Stored items from a collection
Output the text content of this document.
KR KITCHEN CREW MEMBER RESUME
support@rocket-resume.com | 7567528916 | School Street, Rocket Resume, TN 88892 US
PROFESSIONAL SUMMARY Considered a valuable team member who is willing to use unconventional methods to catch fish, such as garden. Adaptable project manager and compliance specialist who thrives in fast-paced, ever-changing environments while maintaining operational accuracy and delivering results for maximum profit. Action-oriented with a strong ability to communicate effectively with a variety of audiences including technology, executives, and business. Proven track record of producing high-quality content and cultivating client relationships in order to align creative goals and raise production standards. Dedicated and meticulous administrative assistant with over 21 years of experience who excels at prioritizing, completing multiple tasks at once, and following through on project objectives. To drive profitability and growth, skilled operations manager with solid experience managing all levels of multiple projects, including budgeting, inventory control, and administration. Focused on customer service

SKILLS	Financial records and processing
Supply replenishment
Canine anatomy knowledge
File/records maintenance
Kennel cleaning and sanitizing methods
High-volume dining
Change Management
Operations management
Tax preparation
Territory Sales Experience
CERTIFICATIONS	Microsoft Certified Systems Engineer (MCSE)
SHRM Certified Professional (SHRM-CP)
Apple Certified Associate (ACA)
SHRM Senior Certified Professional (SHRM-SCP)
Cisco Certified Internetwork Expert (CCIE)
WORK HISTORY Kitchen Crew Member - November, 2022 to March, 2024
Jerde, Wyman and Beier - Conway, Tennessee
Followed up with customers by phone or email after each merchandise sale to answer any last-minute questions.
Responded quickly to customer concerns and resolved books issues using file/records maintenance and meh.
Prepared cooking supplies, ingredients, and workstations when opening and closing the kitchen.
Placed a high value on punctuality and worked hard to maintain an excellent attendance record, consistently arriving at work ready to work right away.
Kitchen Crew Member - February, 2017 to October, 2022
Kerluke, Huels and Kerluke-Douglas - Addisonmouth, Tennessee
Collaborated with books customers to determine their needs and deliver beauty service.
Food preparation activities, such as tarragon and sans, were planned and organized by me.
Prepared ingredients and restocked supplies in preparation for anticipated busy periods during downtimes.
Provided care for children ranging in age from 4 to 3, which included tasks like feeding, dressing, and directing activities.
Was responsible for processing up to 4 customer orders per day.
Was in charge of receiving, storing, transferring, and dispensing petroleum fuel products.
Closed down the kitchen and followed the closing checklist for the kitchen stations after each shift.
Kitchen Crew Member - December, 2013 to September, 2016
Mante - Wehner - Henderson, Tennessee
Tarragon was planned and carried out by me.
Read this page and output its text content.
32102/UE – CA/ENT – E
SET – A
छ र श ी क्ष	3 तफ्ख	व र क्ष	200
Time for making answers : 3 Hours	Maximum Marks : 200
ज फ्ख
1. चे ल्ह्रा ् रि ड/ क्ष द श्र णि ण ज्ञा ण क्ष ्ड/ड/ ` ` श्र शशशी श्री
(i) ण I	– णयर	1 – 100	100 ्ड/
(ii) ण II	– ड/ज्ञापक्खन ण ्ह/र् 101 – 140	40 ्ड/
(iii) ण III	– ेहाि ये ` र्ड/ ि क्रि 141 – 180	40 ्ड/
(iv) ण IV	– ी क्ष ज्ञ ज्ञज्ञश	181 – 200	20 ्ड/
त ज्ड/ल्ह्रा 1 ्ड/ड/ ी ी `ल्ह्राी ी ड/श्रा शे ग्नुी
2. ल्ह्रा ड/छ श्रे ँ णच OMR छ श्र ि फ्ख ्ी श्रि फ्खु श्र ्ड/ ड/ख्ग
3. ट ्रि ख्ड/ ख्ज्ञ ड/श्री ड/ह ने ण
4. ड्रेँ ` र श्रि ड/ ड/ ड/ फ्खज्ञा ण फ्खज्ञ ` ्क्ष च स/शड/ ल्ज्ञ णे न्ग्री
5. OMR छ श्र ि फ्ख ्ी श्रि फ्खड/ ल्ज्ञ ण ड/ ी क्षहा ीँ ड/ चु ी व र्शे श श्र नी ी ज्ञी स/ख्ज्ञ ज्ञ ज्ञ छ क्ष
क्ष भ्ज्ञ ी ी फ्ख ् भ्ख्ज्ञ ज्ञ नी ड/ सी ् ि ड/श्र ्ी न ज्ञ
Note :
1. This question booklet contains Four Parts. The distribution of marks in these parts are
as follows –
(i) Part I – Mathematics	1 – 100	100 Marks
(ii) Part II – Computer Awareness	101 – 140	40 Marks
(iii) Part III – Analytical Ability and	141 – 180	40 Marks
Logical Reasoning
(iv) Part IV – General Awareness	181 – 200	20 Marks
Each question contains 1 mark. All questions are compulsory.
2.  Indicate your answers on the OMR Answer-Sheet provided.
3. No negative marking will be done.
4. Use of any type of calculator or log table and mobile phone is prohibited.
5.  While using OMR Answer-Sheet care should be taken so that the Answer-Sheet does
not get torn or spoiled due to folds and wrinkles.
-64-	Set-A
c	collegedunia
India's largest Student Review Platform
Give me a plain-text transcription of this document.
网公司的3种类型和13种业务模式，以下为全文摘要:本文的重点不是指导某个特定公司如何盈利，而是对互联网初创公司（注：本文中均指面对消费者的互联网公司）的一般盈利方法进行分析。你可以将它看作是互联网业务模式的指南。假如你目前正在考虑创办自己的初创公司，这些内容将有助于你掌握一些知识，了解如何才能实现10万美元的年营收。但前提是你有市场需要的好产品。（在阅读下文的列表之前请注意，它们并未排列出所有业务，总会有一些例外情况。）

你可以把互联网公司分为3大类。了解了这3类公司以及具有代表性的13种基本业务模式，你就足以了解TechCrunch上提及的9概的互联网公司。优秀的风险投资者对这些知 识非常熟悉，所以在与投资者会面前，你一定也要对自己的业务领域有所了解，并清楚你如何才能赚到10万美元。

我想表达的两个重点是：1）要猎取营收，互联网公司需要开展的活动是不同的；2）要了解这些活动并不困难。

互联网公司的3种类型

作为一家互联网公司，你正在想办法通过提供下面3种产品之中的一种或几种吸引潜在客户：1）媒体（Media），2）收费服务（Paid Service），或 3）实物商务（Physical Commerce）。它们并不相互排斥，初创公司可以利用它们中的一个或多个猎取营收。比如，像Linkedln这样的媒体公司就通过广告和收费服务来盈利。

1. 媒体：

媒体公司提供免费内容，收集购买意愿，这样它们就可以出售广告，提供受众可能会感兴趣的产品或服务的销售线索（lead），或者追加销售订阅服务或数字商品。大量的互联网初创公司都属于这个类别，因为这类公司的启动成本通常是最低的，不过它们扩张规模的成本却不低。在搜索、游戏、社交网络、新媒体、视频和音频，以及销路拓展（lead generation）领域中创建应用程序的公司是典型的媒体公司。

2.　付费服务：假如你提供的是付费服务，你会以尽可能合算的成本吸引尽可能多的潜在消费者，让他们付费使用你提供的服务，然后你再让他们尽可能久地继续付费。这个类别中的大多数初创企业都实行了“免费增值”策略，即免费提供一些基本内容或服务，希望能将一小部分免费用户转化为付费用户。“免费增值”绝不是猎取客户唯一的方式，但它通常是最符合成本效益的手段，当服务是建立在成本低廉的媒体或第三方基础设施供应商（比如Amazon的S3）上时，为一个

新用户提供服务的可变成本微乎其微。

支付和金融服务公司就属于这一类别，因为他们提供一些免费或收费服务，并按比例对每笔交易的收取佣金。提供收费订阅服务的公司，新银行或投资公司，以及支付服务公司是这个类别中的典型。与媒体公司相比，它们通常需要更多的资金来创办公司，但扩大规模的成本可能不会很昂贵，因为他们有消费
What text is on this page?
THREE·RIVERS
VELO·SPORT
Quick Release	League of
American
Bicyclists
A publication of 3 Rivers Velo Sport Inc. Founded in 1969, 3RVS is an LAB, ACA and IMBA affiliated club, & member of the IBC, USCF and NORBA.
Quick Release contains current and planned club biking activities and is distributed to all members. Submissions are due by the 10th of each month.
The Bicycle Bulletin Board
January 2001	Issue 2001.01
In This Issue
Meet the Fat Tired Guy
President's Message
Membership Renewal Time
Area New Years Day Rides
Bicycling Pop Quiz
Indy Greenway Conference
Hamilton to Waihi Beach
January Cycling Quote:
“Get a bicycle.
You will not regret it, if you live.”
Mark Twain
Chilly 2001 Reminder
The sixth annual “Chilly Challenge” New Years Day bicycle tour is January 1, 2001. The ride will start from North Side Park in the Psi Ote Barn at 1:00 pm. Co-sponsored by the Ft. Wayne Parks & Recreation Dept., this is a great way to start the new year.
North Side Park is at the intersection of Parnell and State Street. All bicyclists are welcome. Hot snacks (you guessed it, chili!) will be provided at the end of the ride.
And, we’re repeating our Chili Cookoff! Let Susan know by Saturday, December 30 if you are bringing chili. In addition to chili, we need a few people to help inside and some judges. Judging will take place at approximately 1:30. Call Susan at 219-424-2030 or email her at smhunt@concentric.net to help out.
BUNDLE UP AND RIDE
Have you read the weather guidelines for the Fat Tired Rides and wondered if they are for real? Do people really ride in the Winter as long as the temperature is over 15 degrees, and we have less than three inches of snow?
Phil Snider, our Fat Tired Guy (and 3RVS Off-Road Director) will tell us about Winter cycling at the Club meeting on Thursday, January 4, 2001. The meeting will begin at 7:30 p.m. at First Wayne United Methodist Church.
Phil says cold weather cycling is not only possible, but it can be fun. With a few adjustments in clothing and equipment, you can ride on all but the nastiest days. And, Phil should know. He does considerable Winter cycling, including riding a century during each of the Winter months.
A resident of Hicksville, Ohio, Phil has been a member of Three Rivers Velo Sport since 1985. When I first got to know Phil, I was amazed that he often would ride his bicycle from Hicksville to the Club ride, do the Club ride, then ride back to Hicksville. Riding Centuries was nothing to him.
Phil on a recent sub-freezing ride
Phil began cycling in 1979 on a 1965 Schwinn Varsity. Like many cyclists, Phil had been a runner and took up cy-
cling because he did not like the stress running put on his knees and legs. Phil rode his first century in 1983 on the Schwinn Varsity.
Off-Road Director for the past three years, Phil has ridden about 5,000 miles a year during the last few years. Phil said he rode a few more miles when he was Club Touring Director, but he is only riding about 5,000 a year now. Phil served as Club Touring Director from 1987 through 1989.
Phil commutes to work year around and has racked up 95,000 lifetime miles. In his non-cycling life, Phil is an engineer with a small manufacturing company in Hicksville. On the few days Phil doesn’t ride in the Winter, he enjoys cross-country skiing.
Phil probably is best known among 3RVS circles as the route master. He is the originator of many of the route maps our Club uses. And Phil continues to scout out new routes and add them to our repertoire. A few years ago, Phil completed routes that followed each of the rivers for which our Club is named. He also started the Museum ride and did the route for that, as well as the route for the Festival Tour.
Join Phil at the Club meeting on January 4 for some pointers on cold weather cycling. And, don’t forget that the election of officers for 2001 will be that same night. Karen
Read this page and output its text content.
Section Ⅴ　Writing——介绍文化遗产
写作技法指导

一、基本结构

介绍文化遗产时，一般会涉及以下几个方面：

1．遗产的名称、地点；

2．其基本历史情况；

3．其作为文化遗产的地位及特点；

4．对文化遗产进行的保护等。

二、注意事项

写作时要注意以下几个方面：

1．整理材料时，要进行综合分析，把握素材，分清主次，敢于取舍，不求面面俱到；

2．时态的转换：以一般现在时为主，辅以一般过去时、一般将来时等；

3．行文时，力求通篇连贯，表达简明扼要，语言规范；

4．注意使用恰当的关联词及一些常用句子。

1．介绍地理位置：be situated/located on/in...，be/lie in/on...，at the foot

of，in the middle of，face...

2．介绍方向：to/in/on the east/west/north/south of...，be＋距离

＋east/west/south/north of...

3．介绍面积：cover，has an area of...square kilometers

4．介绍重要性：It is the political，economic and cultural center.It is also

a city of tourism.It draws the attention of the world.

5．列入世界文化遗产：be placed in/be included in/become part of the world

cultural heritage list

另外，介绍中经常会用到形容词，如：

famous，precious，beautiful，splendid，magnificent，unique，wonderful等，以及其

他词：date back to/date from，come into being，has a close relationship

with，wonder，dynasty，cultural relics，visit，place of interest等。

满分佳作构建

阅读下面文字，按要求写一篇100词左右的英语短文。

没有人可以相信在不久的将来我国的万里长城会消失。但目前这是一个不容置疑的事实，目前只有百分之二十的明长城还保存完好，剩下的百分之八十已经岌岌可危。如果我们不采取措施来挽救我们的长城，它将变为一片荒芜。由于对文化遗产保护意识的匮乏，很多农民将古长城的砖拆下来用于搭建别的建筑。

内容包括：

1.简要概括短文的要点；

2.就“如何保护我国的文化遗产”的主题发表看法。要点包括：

§ **WRITTEN INSTRUCTION**
Find each line holding "that". Copy it out.

§ **RESULT OF THE EXERCISE**
5.  While using OMR Answer-Sheet care should be taken so that the Answer-Sheet does
A resident of Hicksville, Ohio, Phil has been a member of Three Rivers Velo Sport since 1985. When I first got to know Phil, I was amazed that he often would ride his bicycle from Hicksville to the Club ride, do the Club ride, then ride back to Hicksville. Riding Centuries was nothing to him.
Phil probably is best known among 3RVS circles as the route master. He is the originator of many of the route maps our Club uses. And Phil continues to scout out new routes and add them to our repertoire. A few years ago, Phil completed routes that followed each of the rivers for which our Club is named. He also started the Museum ride and did the route for that, as well as the route for the Festival Tour.
Join Phil at the Club meeting on January 4 for some pointers on cold weather cycling. And, don’t forget that the election of officers for 2001 will be that same night. Karen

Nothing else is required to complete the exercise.